▶ _EXCERPTED DATA_:
------------------------------------------------------------------------

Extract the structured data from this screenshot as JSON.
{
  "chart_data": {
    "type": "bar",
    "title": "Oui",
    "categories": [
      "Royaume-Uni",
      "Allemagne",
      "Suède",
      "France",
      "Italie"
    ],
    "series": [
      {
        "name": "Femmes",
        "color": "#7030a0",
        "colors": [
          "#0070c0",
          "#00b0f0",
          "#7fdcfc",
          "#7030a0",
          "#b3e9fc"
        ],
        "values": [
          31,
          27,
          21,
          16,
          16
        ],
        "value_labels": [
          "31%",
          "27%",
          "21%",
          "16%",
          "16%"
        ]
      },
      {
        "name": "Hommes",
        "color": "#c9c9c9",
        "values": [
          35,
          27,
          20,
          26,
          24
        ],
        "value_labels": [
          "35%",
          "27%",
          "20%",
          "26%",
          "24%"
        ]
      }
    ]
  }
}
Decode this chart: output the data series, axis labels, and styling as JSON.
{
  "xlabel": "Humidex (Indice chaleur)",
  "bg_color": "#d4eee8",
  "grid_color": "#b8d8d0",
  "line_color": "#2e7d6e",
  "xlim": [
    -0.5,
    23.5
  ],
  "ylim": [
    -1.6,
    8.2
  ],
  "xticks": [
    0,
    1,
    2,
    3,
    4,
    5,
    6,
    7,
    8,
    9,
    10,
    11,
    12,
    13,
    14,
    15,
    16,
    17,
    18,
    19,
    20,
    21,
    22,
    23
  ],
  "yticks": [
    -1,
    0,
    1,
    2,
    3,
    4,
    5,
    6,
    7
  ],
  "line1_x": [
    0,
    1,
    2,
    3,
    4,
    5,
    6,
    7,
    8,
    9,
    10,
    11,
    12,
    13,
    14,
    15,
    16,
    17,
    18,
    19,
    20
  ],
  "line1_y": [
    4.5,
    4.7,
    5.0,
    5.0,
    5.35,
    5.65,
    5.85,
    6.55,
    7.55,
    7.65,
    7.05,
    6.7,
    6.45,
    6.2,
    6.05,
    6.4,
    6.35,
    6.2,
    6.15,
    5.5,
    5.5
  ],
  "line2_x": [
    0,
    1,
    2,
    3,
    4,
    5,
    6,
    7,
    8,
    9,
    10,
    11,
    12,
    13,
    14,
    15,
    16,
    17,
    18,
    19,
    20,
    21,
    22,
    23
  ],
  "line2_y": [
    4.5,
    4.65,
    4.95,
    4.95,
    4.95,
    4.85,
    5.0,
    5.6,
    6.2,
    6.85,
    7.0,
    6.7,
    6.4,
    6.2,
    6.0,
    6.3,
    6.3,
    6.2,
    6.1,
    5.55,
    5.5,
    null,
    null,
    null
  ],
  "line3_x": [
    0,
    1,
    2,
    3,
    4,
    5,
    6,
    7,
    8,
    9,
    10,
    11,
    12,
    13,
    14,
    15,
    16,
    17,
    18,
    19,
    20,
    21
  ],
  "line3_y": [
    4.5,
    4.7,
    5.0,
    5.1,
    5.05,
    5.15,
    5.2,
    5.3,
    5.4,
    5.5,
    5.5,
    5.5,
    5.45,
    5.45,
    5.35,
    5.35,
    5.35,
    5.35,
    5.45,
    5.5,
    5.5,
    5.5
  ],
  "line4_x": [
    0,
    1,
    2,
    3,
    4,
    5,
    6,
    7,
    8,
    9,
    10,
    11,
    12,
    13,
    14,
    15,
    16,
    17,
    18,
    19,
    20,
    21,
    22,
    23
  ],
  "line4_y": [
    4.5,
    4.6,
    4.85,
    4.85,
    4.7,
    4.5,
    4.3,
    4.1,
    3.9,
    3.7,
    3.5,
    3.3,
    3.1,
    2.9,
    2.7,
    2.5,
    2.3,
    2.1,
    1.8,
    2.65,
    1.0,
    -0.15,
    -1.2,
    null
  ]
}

------------------------------------------------------------------------

▶ _WHAT IS EXPECTED_:
Please set down each line of the records exactly as given.

▶ _EXPECTED OUTPUT_:
Extract the structured data from this screenshot as JSON.
{
  "chart_data": {
    "type": "bar",
    "title": "Oui",
    "categories": [
      "Royaume-Uni",
      "Allemagne",
      "Suède",
      "France",
      "Italie"
    ],
    "series": [
      {
        "name": "Femmes",
        "color": "#7030a0",
        "colors": [
          "#0070c0",
          "#00b0f0",
          "#7fdcfc",
          "#7030a0",
          "#b3e9fc"
        ],
        "values": [
          31,
          27,
          21,
          16,
          16
        ],
        "value_labels": [
          "31%",
          "27%",
          "21%",
          "16%",
          "16%"
        ]
      },
      {
        "name": "Hommes",
        "color": "#c9c9c9",
        "values": [
          35,
          27,
          20,
          26,
          24
        ],
        "value_labels": [
          "35%",
          "27%",
          "20%",
          "26%",
          "24%"
        ]
      }
    ]
  }
}
Decode this chart: output the data series, axis labels, and styling as JSON.
{
  "xlabel": "Humidex (Indice chaleur)",
  "bg_color": "#d4eee8",
  "grid_color": "#b8d8d0",
  "line_color": "#2e7d6e",
  "xlim": [
    -0.5,
    23.5
  ],
  "ylim": [
    -1.6,
    8.2
  ],
  "xticks": [
    0,
    1,
    2,
    3,
    4,
    5,
    6,
    7,
    8,
    9,
    10,
    11,
    12,
    13,
    14,
    15,
    16,
    17,
    18,
    19,
    20,
    21,
    22,
    23
  ],
  "yticks": [
    -1,
    0,
    1,
    2,
    3,
    4,
    5,
    6,
    7
  ],
  "line1_x": [
    0,
    1,
    2,
    3,
    4,
    5,
    6,
    7,
    8,
    9,
    10,
    11,
    12,
    13,
    14,
    15,
    16,
    17,
    18,
    19,
    20
  ],
  "line1_y": [
    4.5,
    4.7,
    5.0,
    5.0,
    5.35,
    5.65,
    5.85,
    6.55,
    7.55,
    7.65,
    7.05,
    6.7,
    6.45,
    6.2,
    6.05,
    6.4,
    6.35,
    6.2,
    6.15,
    5.5,
    5.5
  ],
  "line2_x": [
    0,
    1,
    2,
    3,
    4,
    5,
    6,
    7,
    8,
    9,
    10,
    11,
    12,
    13,
    14,
    15,
    16,
    17,
    18,
    19,
    20,
    21,
    22,
    23
  ],
  "line2_y": [
    4.5,
    4.65,
    4.95,
    4.95,
    4.95,
    4.85,
    5.0,
    5.6,
    6.2,
    6.85,
    7.0,
    6.7,
    6.4,
    6.2,
    6.0,
    6.3,
    6.3,
    6.2,
    6.1,
    5.55,
    5.5,
    null,
    null,
    null
  ],
  "line3_x": [
    0,
    1,
    2,
    3,
    4,
    5,
    6,
    7,
    8,
    9,
    10,
    11,
    12,
    13,
    14,
    15,
    16,
    17,
    18,
    19,
    20,
    21
  ],
  "line3_y": [
    4.5,
    4.7,
    5.0,
    5.1,
    5.05,
    5.15,
    5.2,
    5.3,
    5.4,
    5.5,
    5.5,
    5.5,
    5.45,
    5.45,
    5.35,
    5.35,
    5.35,
    5.35,
    5.45,
    5.5,
    5.5,
    5.5
  ],
  "line4_x": [
    0,
    1,
    2,
    3,
    4,
    5,
    6,
    7,
    8,
    9,
    10,
    11,
    12,
    13,
    14,
    15,
    16,
    17,
    18,
    19,
    20,
    21,
    22,
    23
  ],
  "line4_y": [
    4.5,
    4.6,
    4.85,
    4.85,
    4.7,
    4.5,
    4.3,
    4.1,
    3.9,
    3.7,
    3.5,
    3.3,
    3.1,
    2.9,
    2.7,
    2.5,
    2.3,
    2.1,
    1.8,
    2.65,
    1.0,
    -0.15,
    -1.2,
    null
  ]
}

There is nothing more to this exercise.